_Exercise requirements_: Your task is to transcribe the data in full.

(Part of a data file)
--------------------------------------------------
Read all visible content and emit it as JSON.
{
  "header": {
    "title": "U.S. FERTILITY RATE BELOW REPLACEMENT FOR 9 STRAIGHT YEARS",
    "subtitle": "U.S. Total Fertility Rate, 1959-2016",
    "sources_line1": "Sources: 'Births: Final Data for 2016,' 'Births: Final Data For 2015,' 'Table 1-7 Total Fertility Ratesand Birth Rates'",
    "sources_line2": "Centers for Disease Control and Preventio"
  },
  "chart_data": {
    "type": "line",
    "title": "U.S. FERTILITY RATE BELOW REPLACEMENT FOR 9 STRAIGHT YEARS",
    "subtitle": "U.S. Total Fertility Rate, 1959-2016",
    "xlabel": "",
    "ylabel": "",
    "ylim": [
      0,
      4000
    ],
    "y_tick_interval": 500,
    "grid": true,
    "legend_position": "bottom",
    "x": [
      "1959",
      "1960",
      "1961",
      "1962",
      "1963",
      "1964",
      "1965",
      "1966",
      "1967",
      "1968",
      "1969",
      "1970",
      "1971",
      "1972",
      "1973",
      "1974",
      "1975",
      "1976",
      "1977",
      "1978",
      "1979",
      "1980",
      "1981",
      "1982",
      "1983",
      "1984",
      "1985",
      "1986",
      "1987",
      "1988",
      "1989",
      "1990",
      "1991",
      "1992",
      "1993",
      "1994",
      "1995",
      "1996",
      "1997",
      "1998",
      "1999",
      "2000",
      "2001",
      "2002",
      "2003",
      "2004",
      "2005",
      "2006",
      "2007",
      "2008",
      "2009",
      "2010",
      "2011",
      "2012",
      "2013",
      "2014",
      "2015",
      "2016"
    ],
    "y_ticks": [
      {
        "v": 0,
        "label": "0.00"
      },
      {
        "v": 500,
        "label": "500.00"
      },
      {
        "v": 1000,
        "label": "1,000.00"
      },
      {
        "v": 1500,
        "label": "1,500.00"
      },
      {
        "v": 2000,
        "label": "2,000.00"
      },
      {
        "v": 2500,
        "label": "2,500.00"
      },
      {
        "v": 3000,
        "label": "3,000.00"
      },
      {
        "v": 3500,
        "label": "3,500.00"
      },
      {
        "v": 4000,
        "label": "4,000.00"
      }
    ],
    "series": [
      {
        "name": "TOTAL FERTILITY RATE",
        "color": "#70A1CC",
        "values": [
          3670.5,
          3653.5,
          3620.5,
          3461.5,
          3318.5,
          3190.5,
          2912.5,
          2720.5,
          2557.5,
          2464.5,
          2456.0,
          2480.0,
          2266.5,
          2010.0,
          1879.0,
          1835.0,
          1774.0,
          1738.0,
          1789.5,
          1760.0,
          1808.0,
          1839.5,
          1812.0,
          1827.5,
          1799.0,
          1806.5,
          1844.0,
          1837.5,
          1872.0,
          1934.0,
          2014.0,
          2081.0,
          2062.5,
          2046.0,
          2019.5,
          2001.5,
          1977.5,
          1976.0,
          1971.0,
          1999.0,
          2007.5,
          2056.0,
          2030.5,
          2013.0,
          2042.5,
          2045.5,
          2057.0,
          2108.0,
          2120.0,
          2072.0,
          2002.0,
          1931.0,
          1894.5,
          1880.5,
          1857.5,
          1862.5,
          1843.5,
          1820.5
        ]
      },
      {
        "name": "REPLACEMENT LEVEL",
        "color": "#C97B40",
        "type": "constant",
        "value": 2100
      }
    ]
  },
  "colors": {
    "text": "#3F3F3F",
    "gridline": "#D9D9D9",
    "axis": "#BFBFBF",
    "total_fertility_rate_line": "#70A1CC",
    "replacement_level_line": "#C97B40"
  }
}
--------------------------------------------------
_Complete output_:
Read all visible content and emit it as JSON.
{
  "header": {
    "title": "U.S. FERTILITY RATE BELOW REPLACEMENT FOR 9 STRAIGHT YEARS",
    "subtitle": "U.S. Total Fertility Rate, 1959-2016",
    "sources_line1": "Sources: 'Births: Final Data for 2016,' 'Births: Final Data For 2015,' 'Table 1-7 Total Fertility Ratesand Birth Rates'",
    "sources_line2": "Centers for Disease Control and Preventio"
  },
  "chart_data": {
    "type": "line",
    "title": "U.S. FERTILITY RATE BELOW REPLACEMENT FOR 9 STRAIGHT YEARS",
    "subtitle": "U.S. Total Fertility Rate, 1959-2016",
    "xlabel": "",
    "ylabel": "",
    "ylim": [
      0,
      4000
    ],
    "y_tick_interval": 500,
    "grid": true,
    "legend_position": "bottom",
    "x": [
      "1959",
      "1960",
      "1961",
      "1962",
      "1963",
      "1964",
      "1965",
      "1966",
      "1967",
      "1968",
      "1969",
      "1970",
      "1971",
      "1972",
      "1973",
      "1974",
      "1975",
      "1976",
      "1977",
      "1978",
      "1979",
      "1980",
      "1981",
      "1982",
      "1983",
      "1984",
      "1985",
      "1986",
      "1987",
      "1988",
      "1989",
      "1990",
      "1991",
      "1992",
      "1993",
      "1994",
      "1995",
      "1996",
      "1997",
      "1998",
      "1999",
      "2000",
      "2001",
      "2002",
      "2003",
      "2004",
      "2005",
      "2006",
      "2007",
      "2008",
      "2009",
      "2010",
      "2011",
      "2012",
      "2013",
      "2014",
      "2015",
      "2016"
    ],
    "y_ticks": [
      {
        "v": 0,
        "label": "0.00"
      },
      {
        "v": 500,
        "label": "500.00"
      },
      {
        "v": 1000,
        "label": "1,000.00"
      },
      {
        "v": 1500,
        "label": "1,500.00"
      },
      {
        "v": 2000,
        "label": "2,000.00"
      },
      {
        "v": 2500,
        "label": "2,500.00"
      },
      {
        "v": 3000,
        "label": "3,000.00"
      },
      {
        "v": 3500,
        "label": "3,500.00"
      },
      {
        "v": 4000,
        "label": "4,000.00"
      }
    ],
    "series": [
      {
        "name": "TOTAL FERTILITY RATE",
        "color": "#70A1CC",
        "values": [
          3670.5,
          3653.5,
          3620.5,
          3461.5,
          3318.5,
          3190.5,
          2912.5,
          2720.5,
          2557.5,
          2464.5,
          2456.0,
          2480.0,
          2266.5,
          2010.0,
          1879.0,
          1835.0,
          1774.0,
          1738.0,
          1789.5,
          1760.0,
          1808.0,
          1839.5,
          1812.0,
          1827.5,
          1799.0,
          1806.5,
          1844.0,
          1837.5,
          1872.0,
          1934.0,
          2014.0,
          2081.0,
          2062.5,
          2046.0,
          2019.5,
          2001.5,
          1977.5,
          1976.0,
          1971.0,
          1999.0,
          2007.5,
          2056.0,
          2030.5,
          2013.0,
          2042.5,
          2045.5,
          2057.0,
          2108.0,
          2120.0,
          2072.0,
          2002.0,
          1931.0,
          1894.5,
          1880.5,
          1857.5,
          1862.5,
          1843.5,
          1820.5
        ]
      },
      {
        "name": "REPLACEMENT LEVEL",
        "color": "#C97B40",
        "type": "constant",
        "value": 2100
      }
    ]
  },
  "colors": {
    "text": "#3F3F3F",
    "gridline": "#D9D9D9",
    "axis": "#BFBFBF",
    "total_fertility_rate_line": "#70A1CC",
    "replacement_level_line": "#C97B40"
  }
}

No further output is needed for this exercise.